Collect every line that includes the string "biplot".

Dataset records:
--------

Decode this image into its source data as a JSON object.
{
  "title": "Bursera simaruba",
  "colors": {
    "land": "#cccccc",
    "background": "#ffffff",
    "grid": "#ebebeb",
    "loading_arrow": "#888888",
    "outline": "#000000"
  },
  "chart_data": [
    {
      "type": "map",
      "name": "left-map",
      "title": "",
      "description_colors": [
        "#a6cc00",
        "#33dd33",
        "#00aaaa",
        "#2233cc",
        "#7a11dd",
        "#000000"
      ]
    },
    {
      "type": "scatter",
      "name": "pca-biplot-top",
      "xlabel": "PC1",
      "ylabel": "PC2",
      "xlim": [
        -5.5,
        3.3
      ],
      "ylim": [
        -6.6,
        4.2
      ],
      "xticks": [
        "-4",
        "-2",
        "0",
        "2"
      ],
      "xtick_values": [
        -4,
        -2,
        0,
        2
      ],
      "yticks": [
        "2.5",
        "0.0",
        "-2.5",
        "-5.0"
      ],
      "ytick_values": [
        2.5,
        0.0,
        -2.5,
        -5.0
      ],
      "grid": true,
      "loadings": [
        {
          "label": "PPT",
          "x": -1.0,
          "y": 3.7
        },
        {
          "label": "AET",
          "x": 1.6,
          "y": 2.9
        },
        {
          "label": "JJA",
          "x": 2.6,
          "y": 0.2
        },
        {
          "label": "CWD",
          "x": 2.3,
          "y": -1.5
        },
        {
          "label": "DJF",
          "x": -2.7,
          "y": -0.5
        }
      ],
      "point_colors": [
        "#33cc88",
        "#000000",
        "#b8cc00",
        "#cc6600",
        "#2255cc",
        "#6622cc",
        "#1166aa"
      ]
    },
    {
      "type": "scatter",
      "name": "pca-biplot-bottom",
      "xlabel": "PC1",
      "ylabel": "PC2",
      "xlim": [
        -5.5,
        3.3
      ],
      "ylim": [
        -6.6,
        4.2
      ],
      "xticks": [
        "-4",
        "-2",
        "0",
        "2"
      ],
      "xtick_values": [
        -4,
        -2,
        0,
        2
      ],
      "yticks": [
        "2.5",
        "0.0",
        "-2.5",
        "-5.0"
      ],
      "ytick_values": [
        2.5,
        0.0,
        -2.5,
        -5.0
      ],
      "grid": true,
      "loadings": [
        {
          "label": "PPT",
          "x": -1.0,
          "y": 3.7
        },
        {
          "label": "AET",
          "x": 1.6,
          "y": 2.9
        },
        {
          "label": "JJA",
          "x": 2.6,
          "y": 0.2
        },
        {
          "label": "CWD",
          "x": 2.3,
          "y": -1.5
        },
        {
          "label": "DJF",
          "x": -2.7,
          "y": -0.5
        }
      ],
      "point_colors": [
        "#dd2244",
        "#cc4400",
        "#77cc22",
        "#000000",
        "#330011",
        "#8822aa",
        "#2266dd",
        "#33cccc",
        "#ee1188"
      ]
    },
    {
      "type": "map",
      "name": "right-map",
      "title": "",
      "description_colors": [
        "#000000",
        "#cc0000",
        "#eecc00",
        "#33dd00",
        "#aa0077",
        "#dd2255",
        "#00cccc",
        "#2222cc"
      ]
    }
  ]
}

--------

● Solution
      "name": "pca-biplot-top",
      "name": "pca-biplot-bottom",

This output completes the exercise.